> [TASK OBJECTIVE]: Beneath this task is a listing; retype all of it exactly.

> [ENTRIES SHOWN]:
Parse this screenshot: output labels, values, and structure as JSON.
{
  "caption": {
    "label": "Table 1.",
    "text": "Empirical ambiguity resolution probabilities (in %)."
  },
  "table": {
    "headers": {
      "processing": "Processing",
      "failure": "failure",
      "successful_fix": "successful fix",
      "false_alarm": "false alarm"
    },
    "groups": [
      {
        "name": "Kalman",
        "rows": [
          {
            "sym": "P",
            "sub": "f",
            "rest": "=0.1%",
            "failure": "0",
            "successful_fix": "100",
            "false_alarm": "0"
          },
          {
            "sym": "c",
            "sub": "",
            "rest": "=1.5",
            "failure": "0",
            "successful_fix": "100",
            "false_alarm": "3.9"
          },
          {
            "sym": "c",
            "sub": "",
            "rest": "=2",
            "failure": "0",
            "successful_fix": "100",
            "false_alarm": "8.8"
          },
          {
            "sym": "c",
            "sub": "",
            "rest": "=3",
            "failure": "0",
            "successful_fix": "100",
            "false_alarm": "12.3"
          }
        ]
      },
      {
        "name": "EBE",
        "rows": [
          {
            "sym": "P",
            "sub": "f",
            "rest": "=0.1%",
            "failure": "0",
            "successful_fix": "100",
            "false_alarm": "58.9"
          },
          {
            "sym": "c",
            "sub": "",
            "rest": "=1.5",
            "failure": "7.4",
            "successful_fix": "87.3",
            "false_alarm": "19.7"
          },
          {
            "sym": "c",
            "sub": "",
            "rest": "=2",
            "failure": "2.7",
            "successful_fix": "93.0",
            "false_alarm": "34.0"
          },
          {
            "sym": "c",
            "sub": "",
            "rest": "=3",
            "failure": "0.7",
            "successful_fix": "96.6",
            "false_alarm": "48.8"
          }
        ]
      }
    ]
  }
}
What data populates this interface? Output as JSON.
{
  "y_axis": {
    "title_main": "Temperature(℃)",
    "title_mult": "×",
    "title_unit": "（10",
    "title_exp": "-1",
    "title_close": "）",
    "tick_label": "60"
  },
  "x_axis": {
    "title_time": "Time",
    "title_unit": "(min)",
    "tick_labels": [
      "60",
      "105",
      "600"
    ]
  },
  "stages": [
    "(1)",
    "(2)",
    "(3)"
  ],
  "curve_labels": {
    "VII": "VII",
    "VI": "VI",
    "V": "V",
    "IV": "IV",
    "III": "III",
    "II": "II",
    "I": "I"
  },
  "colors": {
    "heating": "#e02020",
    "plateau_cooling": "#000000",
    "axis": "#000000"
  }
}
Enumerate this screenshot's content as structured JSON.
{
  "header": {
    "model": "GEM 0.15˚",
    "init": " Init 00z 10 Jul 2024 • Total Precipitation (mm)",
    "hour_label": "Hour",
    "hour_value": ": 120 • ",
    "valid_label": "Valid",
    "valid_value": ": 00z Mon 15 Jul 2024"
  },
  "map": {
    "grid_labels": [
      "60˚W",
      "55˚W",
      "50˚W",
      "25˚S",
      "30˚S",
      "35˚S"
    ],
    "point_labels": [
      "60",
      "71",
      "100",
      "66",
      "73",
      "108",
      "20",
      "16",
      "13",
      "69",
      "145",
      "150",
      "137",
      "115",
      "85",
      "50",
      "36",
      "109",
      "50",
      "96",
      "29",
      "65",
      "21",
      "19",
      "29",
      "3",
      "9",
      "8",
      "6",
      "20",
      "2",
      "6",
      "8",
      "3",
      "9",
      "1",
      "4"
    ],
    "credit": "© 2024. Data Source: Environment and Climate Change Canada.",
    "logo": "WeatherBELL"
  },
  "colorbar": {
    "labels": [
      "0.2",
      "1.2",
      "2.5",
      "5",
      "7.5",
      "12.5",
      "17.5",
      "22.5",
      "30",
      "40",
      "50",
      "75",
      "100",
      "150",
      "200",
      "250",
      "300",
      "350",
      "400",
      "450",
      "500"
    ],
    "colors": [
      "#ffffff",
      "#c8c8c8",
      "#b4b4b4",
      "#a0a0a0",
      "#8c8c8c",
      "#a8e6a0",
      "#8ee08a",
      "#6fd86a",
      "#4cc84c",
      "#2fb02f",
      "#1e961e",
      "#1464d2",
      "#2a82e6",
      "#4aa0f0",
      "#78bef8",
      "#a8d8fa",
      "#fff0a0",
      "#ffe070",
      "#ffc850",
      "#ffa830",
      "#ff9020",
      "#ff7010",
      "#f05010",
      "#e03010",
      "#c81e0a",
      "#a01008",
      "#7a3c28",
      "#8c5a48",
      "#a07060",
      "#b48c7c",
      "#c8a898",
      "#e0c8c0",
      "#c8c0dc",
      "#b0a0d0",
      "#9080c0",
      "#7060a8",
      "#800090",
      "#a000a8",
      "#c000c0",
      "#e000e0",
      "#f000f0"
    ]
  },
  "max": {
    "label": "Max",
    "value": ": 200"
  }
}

> [TASK RESPONSE]:
Parse this screenshot: output labels, values, and structure as JSON.
{
  "caption": {
    "label": "Table 1.",
    "text": "Empirical ambiguity resolution probabilities (in %)."
  },
  "table": {
    "headers": {
      "processing": "Processing",
      "failure": "failure",
      "successful_fix": "successful fix",
      "false_alarm": "false alarm"
    },
    "groups": [
      {
        "name": "Kalman",
        "rows": [
          {
            "sym": "P",
            "sub": "f",
            "rest": "=0.1%",
            "failure": "0",
            "successful_fix": "100",
            "false_alarm": "0"
          },
          {
            "sym": "c",
            "sub": "",
            "rest": "=1.5",
            "failure": "0",
            "successful_fix": "100",
            "false_alarm": "3.9"
          },
          {
            "sym": "c",
            "sub": "",
            "rest": "=2",
            "failure": "0",
            "successful_fix": "100",
            "false_alarm": "8.8"
          },
          {
            "sym": "c",
            "sub": "",
            "rest": "=3",
            "failure": "0",
            "successful_fix": "100",
            "false_alarm": "12.3"
          }
        ]
      },
      {
        "name": "EBE",
        "rows": [
          {
            "sym": "P",
            "sub": "f",
            "rest": "=0.1%",
            "failure": "0",
            "successful_fix": "100",
            "false_alarm": "58.9"
          },
          {
            "sym": "c",
            "sub": "",
            "rest": "=1.5",
            "failure": "7.4",
            "successful_fix": "87.3",
            "false_alarm": "19.7"
          },
          {
            "sym": "c",
            "sub": "",
            "rest": "=2",
            "failure": "2.7",
            "successful_fix": "93.0",
            "false_alarm": "34.0"
          },
          {
            "sym": "c",
            "sub": "",
            "rest": "=3",
            "failure": "0.7",
            "successful_fix": "96.6",
            "false_alarm": "48.8"
          }
        ]
      }
    ]
  }
}
What data populates this interface? Output as JSON.
{
  "y_axis": {
    "title_main": "Temperature(℃)",
    "title_mult": "×",
    "title_unit": "（10",
    "title_exp": "-1",
    "title_close": "）",
    "tick_label": "60"
  },
  "x_axis": {
    "title_time": "Time",
    "title_unit": "(min)",
    "tick_labels": [
      "60",
      "105",
      "600"
    ]
  },
  "stages": [
    "(1)",
    "(2)",
    "(3)"
  ],
  "curve_labels": {
    "VII": "VII",
    "VI": "VI",
    "V": "V",
    "IV": "IV",
    "III": "III",
    "II": "II",
    "I": "I"
  },
  "colors": {
    "heating": "#e02020",
    "plateau_cooling": "#000000",
    "axis": "#000000"
  }
}
Enumerate this screenshot's content as structured JSON.
{
  "header": {
    "model": "GEM 0.15˚",
    "init": " Init 00z 10 Jul 2024 • Total Precipitation (mm)",
    "hour_label": "Hour",
    "hour_value": ": 120 • ",
    "valid_label": "Valid",
    "valid_value": ": 00z Mon 15 Jul 2024"
  },
  "map": {
    "grid_labels": [
      "60˚W",
      "55˚W",
      "50˚W",
      "25˚S",
      "30˚S",
      "35˚S"
    ],
    "point_labels": [
      "60",
      "71",
      "100",
      "66",
      "73",
      "108",
      "20",
      "16",
      "13",
      "69",
      "145",
      "150",
      "137",
      "115",
      "85",
      "50",
      "36",
      "109",
      "50",
      "96",
      "29",
      "65",
      "21",
      "19",
      "29",
      "3",
      "9",
      "8",
      "6",
      "20",
      "2",
      "6",
      "8",
      "3",
      "9",
      "1",
      "4"
    ],
    "credit": "© 2024. Data Source: Environment and Climate Change Canada.",
    "logo": "WeatherBELL"
  },
  "colorbar": {
    "labels": [
      "0.2",
      "1.2",
      "2.5",
      "5",
      "7.5",
      "12.5",
      "17.5",
      "22.5",
      "30",
      "40",
      "50",
      "75",
      "100",
      "150",
      "200",
      "250",
      "300",
      "350",
      "400",
      "450",
      "500"
    ],
    "colors": [
      "#ffffff",
      "#c8c8c8",
      "#b4b4b4",
      "#a0a0a0",
      "#8c8c8c",
      "#a8e6a0",
      "#8ee08a",
      "#6fd86a",
      "#4cc84c",
      "#2fb02f",
      "#1e961e",
      "#1464d2",
      "#2a82e6",
      "#4aa0f0",
      "#78bef8",
      "#a8d8fa",
      "#fff0a0",
      "#ffe070",
      "#ffc850",
      "#ffa830",
      "#ff9020",
      "#ff7010",
      "#f05010",
      "#e03010",
      "#c81e0a",
      "#a01008",
      "#7a3c28",
      "#8c5a48",
      "#a07060",
      "#b48c7c",
      "#c8a898",
      "#e0c8c0",
      "#c8c0dc",
      "#b0a0d0",
      "#9080c0",
      "#7060a8",
      "#800090",
      "#a000a8",
      "#c000c0",
      "#e000e0",
      "#f000f0"
    ]
  },
  "max": {
    "label": "Max",
    "value": ": 200"
  }
}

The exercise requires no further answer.